>> BEGIN Data for the task

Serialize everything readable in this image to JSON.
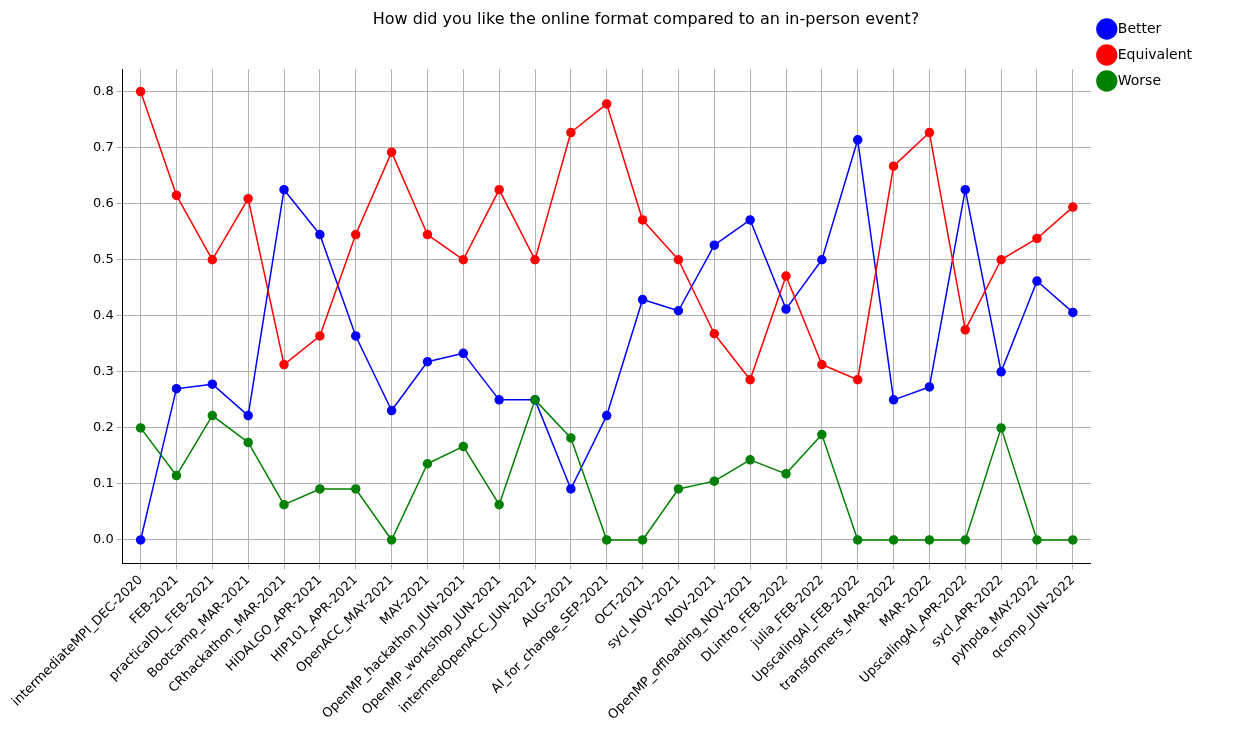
{
  "chart_data": {
    "type": "line",
    "title": "How did you like the online format compared to an in-person event?",
    "categories": [
      "intermediateMPI_DEC-2020",
      "FEB-2021",
      "practicalDL_FEB-2021",
      "Bootcamp_MAR-2021",
      "CRhackathon_MAR-2021",
      "HiDALGO_APR-2021",
      "HIP101_APR-2021",
      "OpenACC_MAY-2021",
      "MAY-2021",
      "OpenMP_hackathon_JUN-2021",
      "OpenMP_workshop_JUN-2021",
      "intermedOpenACC_JUN-2021",
      "AUG-2021",
      "AI_for_change_SEP-2021",
      "OCT-2021",
      "sycl_NOV-2021",
      "NOV-2021",
      "OpenMP_offloading_NOV-2021",
      "DLintro_FEB-2022",
      "julia_FEB-2022",
      "UpscalingAI_FEB-2022",
      "transformers_MAR-2022",
      "MAR-2022",
      "UpscalingAI_APR-2022",
      "sycl_APR-2022",
      "pyhpda_MAY-2022",
      "qcomp_JUN-2022"
    ],
    "series": [
      {
        "name": "Better",
        "color": "#0000ff",
        "values": [
          0,
          0.27,
          0.278,
          0.222,
          0.625,
          0.545,
          0.364,
          0.231,
          0.318,
          0.333,
          0.25,
          0.25,
          0.091,
          0.222,
          0.429,
          0.409,
          0.526,
          0.571,
          0.412,
          0.5,
          0.714,
          0.25,
          0.273,
          0.625,
          0.3,
          0.462,
          0.406
        ]
      },
      {
        "name": "Equivalent",
        "color": "#ff0000",
        "values": [
          0.8,
          0.615,
          0.5,
          0.609,
          0.313,
          0.364,
          0.545,
          0.692,
          0.545,
          0.5,
          0.625,
          0.5,
          0.727,
          0.778,
          0.571,
          0.5,
          0.368,
          0.286,
          0.471,
          0.313,
          0.286,
          0.667,
          0.727,
          0.375,
          0.5,
          0.538,
          0.594
        ]
      },
      {
        "name": "Worse",
        "color": "#008000",
        "values": [
          0.2,
          0.115,
          0.222,
          0.174,
          0.063,
          0.091,
          0.091,
          0,
          0.136,
          0.167,
          0.063,
          0.25,
          0.182,
          0,
          0,
          0.091,
          0.105,
          0.143,
          0.118,
          0.188,
          0,
          0,
          0,
          0,
          0.2,
          0,
          0
        ]
      }
    ],
    "ylim": [
      -0.042,
      0.84
    ],
    "yticks": [
      {
        "value": 0,
        "label": "0.0"
      },
      0.1,
      0.2,
      0.3,
      0.4,
      0.5,
      0.6,
      0.7,
      0.8
    ],
    "grid": true,
    "legend": "top right",
    "marker": "circle",
    "line_style": "solid"
  }
}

>> END Data for the task

- **Task objective**: Leaving aside the images, write out the entries above word for word.

- **Response to the task**:
Serialize everything readable in this image to JSON.
{
  "chart_data": {
    "type": "line",
    "title": "How did you like the online format compared to an in-person event?",
    "categories": [
      "intermediateMPI_DEC-2020",
      "FEB-2021",
      "practicalDL_FEB-2021",
      "Bootcamp_MAR-2021",
      "CRhackathon_MAR-2021",
      "HiDALGO_APR-2021",
      "HIP101_APR-2021",
      "OpenACC_MAY-2021",
      "MAY-2021",
      "OpenMP_hackathon_JUN-2021",
      "OpenMP_workshop_JUN-2021",
      "intermedOpenACC_JUN-2021",
      "AUG-2021",
      "AI_for_change_SEP-2021",
      "OCT-2021",
      "sycl_NOV-2021",
      "NOV-2021",
      "OpenMP_offloading_NOV-2021",
      "DLintro_FEB-2022",
      "julia_FEB-2022",
      "UpscalingAI_FEB-2022",
      "transformers_MAR-2022",
      "MAR-2022",
      "UpscalingAI_APR-2022",
      "sycl_APR-2022",
      "pyhpda_MAY-2022",
      "qcomp_JUN-2022"
    ],
    "series": [
      {
        "name": "Better",
        "color": "#0000ff",
        "values": [
          0,
          0.27,
          0.278,
          0.222,
          0.625,
          0.545,
          0.364,
          0.231,
          0.318,
          0.333,
          0.25,
          0.25,
          0.091,
          0.222,
          0.429,
          0.409,
          0.526,
          0.571,
          0.412,
          0.5,
          0.714,
          0.25,
          0.273,
          0.625,
          0.3,
          0.462,
          0.406
        ]
      },
      {
        "name": "Equivalent",
        "color": "#ff0000",
        "values": [
          0.8,
          0.615,
          0.5,
          0.609,
          0.313,
          0.364,
          0.545,
          0.692,
          0.545,
          0.5,
          0.625,
          0.5,
          0.727,
          0.778,
          0.571,
          0.5,
          0.368,
          0.286,
          0.471,
          0.313,
          0.286,
          0.667,
          0.727,
          0.375,
          0.5,
          0.538,
          0.594
        ]
      },
      {
        "name": "Worse",
        "color": "#008000",
        "values": [
          0.2,
          0.115,
          0.222,
          0.174,
          0.063,
          0.091,
          0.091,
          0,
          0.136,
          0.167,
          0.063,
          0.25,
          0.182,
          0,
          0,
          0.091,
          0.105,
          0.143,
          0.118,
          0.188,
          0,
          0,
          0,
          0,
          0.2,
          0,
          0
        ]
      }
    ],
    "ylim": [
      -0.042,
      0.84
    ],
    "yticks": [
      {
        "value": 0,
        "label": "0.0"
      },
      0.1,
      0.2,
      0.3,
      0.4,
      0.5,
      0.6,
      0.7,
      0.8
    ],
    "grid": true,
    "legend": "top right",
    "marker": "circle",
    "line_style": "solid"
  }
}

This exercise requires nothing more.